- **Task to carry out**:
Your task is to print all of the material verbatim.

- **Dataset entries on figures**:
====================
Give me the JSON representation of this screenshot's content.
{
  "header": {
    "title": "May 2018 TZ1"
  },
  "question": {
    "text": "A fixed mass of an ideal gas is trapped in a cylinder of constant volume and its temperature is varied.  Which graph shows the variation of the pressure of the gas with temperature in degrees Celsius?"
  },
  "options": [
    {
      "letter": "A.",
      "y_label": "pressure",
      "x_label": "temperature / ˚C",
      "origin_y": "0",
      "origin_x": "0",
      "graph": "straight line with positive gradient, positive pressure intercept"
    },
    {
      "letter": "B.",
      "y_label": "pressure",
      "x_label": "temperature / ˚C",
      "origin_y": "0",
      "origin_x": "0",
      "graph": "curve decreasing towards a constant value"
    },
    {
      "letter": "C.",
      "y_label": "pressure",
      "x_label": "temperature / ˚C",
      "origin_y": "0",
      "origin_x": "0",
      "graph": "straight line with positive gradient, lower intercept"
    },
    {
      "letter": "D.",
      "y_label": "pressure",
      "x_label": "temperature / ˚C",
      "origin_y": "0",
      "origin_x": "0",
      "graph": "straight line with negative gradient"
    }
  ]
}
====================
- **Exercise output**:
Give me the JSON representation of this screenshot's content.
{
  "header": {
    "title": "May 2018 TZ1"
  },
  "question": {
    "text": "A fixed mass of an ideal gas is trapped in a cylinder of constant volume and its temperature is varied.  Which graph shows the variation of the pressure of the gas with temperature in degrees Celsius?"
  },
  "options": [
    {
      "letter": "A.",
      "y_label": "pressure",
      "x_label": "temperature / ˚C",
      "origin_y": "0",
      "origin_x": "0",
      "graph": "straight line with positive gradient, positive pressure intercept"
    },
    {
      "letter": "B.",
      "y_label": "pressure",
      "x_label": "temperature / ˚C",
      "origin_y": "0",
      "origin_x": "0",
      "graph": "curve decreasing towards a constant value"
    },
    {
      "letter": "C.",
      "y_label": "pressure",
      "x_label": "temperature / ˚C",
      "origin_y": "0",
      "origin_x": "0",
      "graph": "straight line with positive gradient, lower intercept"
    },
    {
      "letter": "D.",
      "y_label": "pressure",
      "x_label": "temperature / ˚C",
      "origin_y": "0",
      "origin_x": "0",
      "graph": "straight line with negative gradient"
    }
  ]
}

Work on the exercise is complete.